_WHAT THE EXERCISE ASKS_
Retype the records below exactly as they appear, but leave out any pictures.

★ ★ ★ ★

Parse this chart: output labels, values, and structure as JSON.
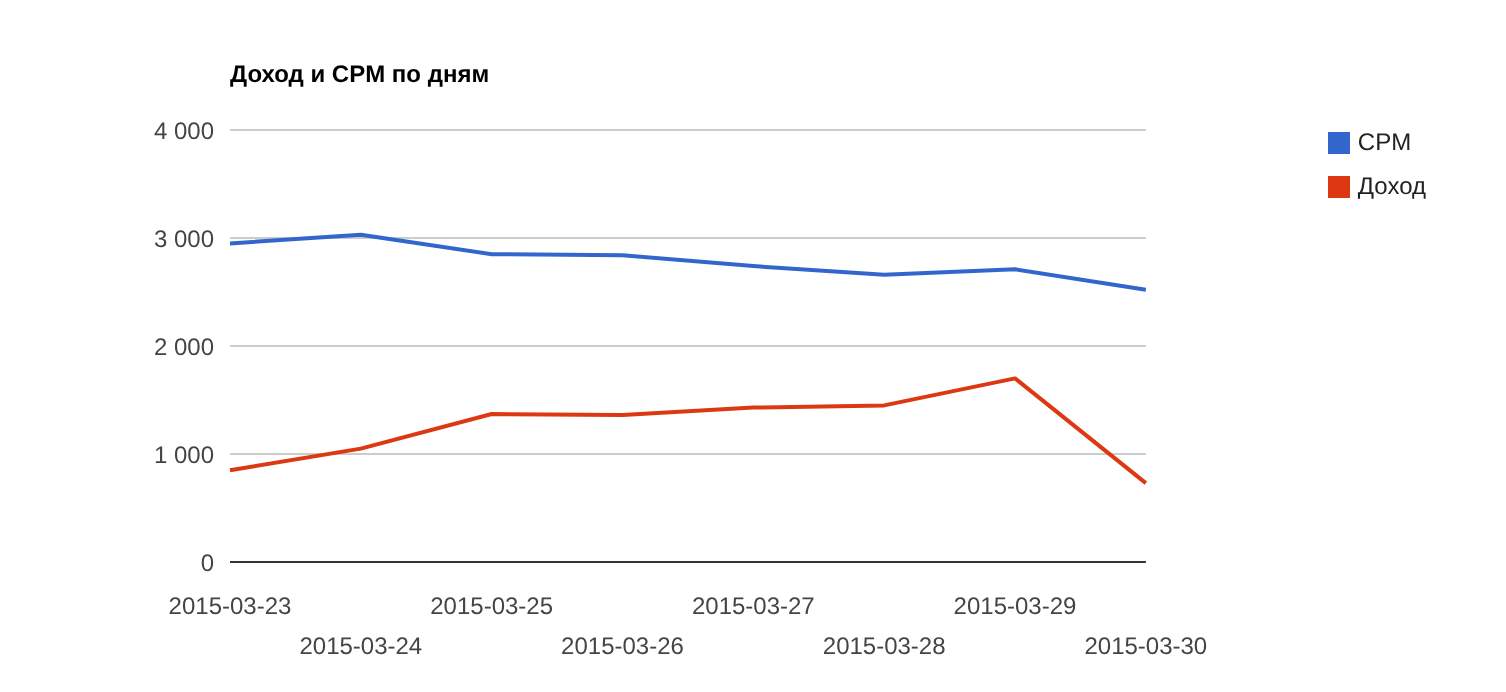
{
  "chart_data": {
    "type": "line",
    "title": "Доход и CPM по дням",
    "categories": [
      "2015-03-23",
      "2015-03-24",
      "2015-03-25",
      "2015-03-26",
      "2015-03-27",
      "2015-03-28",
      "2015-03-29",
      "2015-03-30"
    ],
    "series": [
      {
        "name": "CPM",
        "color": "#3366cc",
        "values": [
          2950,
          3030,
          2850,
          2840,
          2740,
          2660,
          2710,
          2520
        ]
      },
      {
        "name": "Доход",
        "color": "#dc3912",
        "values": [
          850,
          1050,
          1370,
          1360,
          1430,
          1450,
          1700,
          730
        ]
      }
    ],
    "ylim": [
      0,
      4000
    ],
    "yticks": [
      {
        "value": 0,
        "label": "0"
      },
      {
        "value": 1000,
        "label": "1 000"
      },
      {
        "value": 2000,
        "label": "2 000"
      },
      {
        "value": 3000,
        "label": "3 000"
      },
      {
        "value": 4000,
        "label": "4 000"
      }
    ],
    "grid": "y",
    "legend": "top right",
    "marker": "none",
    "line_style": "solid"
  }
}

★ ★ ★ ★

_TASK OUTPUT_
Parse this chart: output labels, values, and structure as JSON.
{
  "chart_data": {
    "type": "line",
    "title": "Доход и CPM по дням",
    "categories": [
      "2015-03-23",
      "2015-03-24",
      "2015-03-25",
      "2015-03-26",
      "2015-03-27",
      "2015-03-28",
      "2015-03-29",
      "2015-03-30"
    ],
    "series": [
      {
        "name": "CPM",
        "color": "#3366cc",
        "values": [
          2950,
          3030,
          2850,
          2840,
          2740,
          2660,
          2710,
          2520
        ]
      },
      {
        "name": "Доход",
        "color": "#dc3912",
        "values": [
          850,
          1050,
          1370,
          1360,
          1430,
          1450,
          1700,
          730
        ]
      }
    ],
    "ylim": [
      0,
      4000
    ],
    "yticks": [
      {
        "value": 0,
        "label": "0"
      },
      {
        "value": 1000,
        "label": "1 000"
      },
      {
        "value": 2000,
        "label": "2 000"
      },
      {
        "value": 3000,
        "label": "3 000"
      },
      {
        "value": 4000,
        "label": "4 000"
      }
    ],
    "grid": "y",
    "legend": "top right",
    "marker": "none",
    "line_style": "solid"
  }
}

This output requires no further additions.